Skip to content
New issue

Have a question about this project? Sign up for a free GitHub account to open an issue and contact its maintainers and the community.

By clicking “Sign up for GitHub”, you agree to our terms of service and privacy statement. We’ll occasionally send you account related emails.

Already on GitHub? Sign in to your account

Use labels instead of URIs #159

Open
mielvds opened this issue Apr 7, 2022 · 7 comments
Open

Use labels instead of URIs #159

mielvds opened this issue Apr 7, 2022 · 7 comments

Comments

@mielvds
Copy link

mielvds commented Apr 7, 2022

Disclaimer: This is probably a sketchy idea and it only serves the purpose of a better UX (but I think SPARQL could use some of that). I don't really have a good solution in mind and I also admit that there might not be anything we can properly do. But if that gets a syntax discussion going, I'm happy.

Why?

Because writing queries using opaque URIs is hard, but more importantly: not popular. Wikidata queries are the perfect example:

    SELECT (MAX(?population) AS ?population) ?country WHERE {
      ?city wdt:P31/wdt:P279* wd:Q515 .
      ?city wdt:P1082 ?population .
      ?city wdt:P17 ?country .
    }

Previous work

Previous work would include basically any other query language: SQL, MongoQL or even Cypher where you can just use labels (yes yes, they don't have globally unique identifiers and all that).

Proposed solution

LABEL rdfs:label@en
SELECT * {
?city [country] ?country .
}

would translate to

SELECT * {
?city ?p ?country.
?p rdfs:label "country".
}

Considerations for backward compatibility

I would stick to syntactic sugar for 1.1.

Image layout annotations:

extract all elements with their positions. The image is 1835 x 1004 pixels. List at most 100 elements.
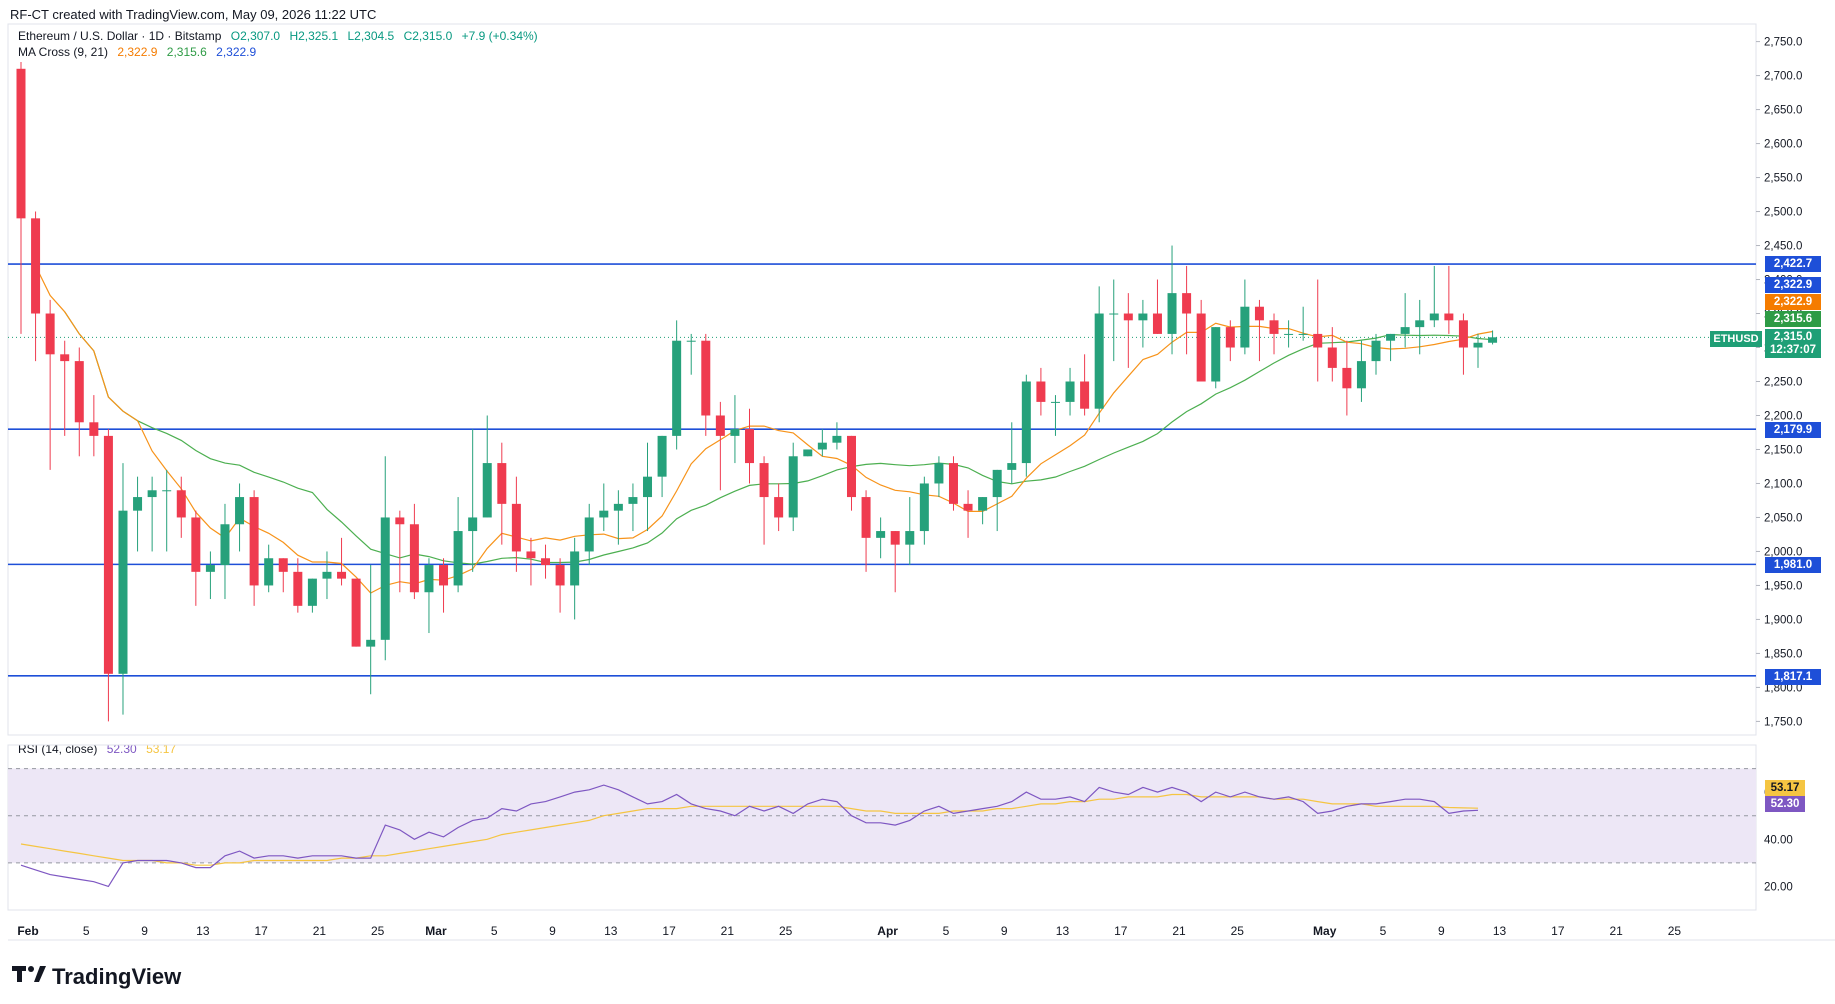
candle <box>934 456 944 498</box>
candle <box>672 320 682 450</box>
candle-body <box>1080 381 1090 409</box>
candle <box>1050 395 1060 436</box>
rsi-axis-tag: 52.30 <box>1765 796 1805 812</box>
symbol-price-tag: ETHUSD <box>1710 331 1762 347</box>
candle-body <box>1036 381 1046 402</box>
candle-body <box>31 218 41 314</box>
candle-body <box>1284 333 1294 335</box>
ma-value-2: 2,315.6 <box>166 45 207 59</box>
symbol-legend: Ethereum / U.S. Dollar · 1D · Bitstamp O… <box>18 29 544 43</box>
candle-body <box>1458 320 1468 348</box>
x-tick-label: 17 <box>1114 924 1128 938</box>
candle-body <box>992 469 1002 498</box>
x-tick-label: 13 <box>604 924 618 938</box>
candle <box>788 442 798 532</box>
candle <box>176 476 186 538</box>
x-tick-label: Apr <box>877 924 898 938</box>
candle <box>322 551 332 600</box>
candle <box>89 395 99 457</box>
candle <box>16 61 26 334</box>
candle-body <box>45 313 55 355</box>
candle <box>963 490 973 538</box>
candle <box>278 558 288 593</box>
candle-body <box>570 551 580 586</box>
candle-body <box>1415 320 1425 328</box>
candle-body <box>1211 327 1221 382</box>
candle-body <box>118 510 128 674</box>
candle-body <box>643 476 653 498</box>
x-tick-label: 17 <box>662 924 676 938</box>
candle-body <box>1109 313 1119 315</box>
candle-body <box>322 571 332 579</box>
candle <box>1284 320 1294 348</box>
candle-body <box>1225 327 1235 348</box>
ma-label[interactable]: MA Cross (9, 21) <box>18 45 109 59</box>
candle <box>1458 313 1468 375</box>
candle <box>45 299 55 470</box>
tradingview-brand: TradingView <box>52 964 182 989</box>
candle-body <box>191 517 201 572</box>
x-tick-label: 17 <box>254 924 268 938</box>
y-tick-label: 2,600.0 <box>1764 139 1802 151</box>
candle <box>613 490 623 545</box>
x-tick-label: 5 <box>83 924 90 938</box>
y-tick-label: 1,750.0 <box>1764 716 1802 728</box>
candle <box>1386 333 1396 362</box>
price-axis-tag: 2,422.7 <box>1765 256 1821 272</box>
x-tick-label: 9 <box>1001 924 1008 938</box>
y-tick-label: 2,650.0 <box>1764 105 1802 117</box>
legend-low: L2,304.5 <box>347 29 395 43</box>
candle <box>133 476 143 552</box>
candle <box>890 531 900 593</box>
candle <box>686 333 696 375</box>
candle <box>366 565 376 695</box>
candle <box>876 517 886 559</box>
candle-body <box>584 517 594 552</box>
candle <box>162 469 172 552</box>
x-tick-label: 5 <box>1380 924 1387 938</box>
tradingview-logo-icon <box>12 964 46 990</box>
candle-body <box>468 517 478 532</box>
candle <box>1094 286 1104 423</box>
candle-body <box>1254 306 1264 321</box>
candle-body <box>103 435 113 674</box>
candle <box>468 429 478 572</box>
candle-body <box>1094 313 1104 409</box>
x-tick-label: Mar <box>425 924 447 938</box>
candle <box>118 463 128 715</box>
x-tick-label: 21 <box>313 924 327 938</box>
candle-body <box>1138 313 1148 321</box>
candle-body <box>235 497 245 525</box>
price-axis-tag: 1,981.0 <box>1765 557 1821 573</box>
candle-body <box>919 483 929 532</box>
x-tick-label: 9 <box>141 924 148 938</box>
x-tick-label: 5 <box>943 924 950 938</box>
candle <box>570 537 580 620</box>
candle <box>905 497 915 566</box>
candle <box>293 558 303 613</box>
candle-body <box>1269 320 1279 334</box>
candle <box>1327 327 1337 382</box>
candle <box>643 442 653 532</box>
price-axis-tag: 2,179.9 <box>1765 422 1821 438</box>
candle-body <box>220 524 230 566</box>
tradingview-logo[interactable]: TradingView <box>12 964 181 990</box>
candle <box>1313 279 1323 382</box>
candle-body <box>1488 337 1498 343</box>
y-tick-label: 1,850.0 <box>1764 648 1802 660</box>
x-tick-label: 21 <box>1172 924 1186 938</box>
y-tick-label: 1,950.0 <box>1764 580 1802 592</box>
candle-body <box>1371 340 1381 362</box>
candle <box>1400 293 1410 348</box>
candle <box>1444 265 1454 334</box>
candle <box>803 449 813 457</box>
x-tick-label: 25 <box>371 924 385 938</box>
price-axis-tag: 2,315.6 <box>1765 311 1821 327</box>
candle <box>1211 327 1221 389</box>
candle <box>1429 265 1439 328</box>
candle <box>701 333 711 436</box>
candle-body <box>701 340 711 416</box>
symbol-name[interactable]: Ethereum / U.S. Dollar · 1D · Bitstamp <box>18 29 222 43</box>
candle <box>1342 340 1352 416</box>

*Task statement:*
Could you output the passage of the GitHub issue that starts with the words containing "Previous work would" and ends with "and all that).", word for word? These rows come from a separate source.

*Answer to this problem:*
Previous work would include basically any other query language: SQL, MongoQL or even Cypher where you can just use labels (yes yes, they don't have globally unique identifiers and all that).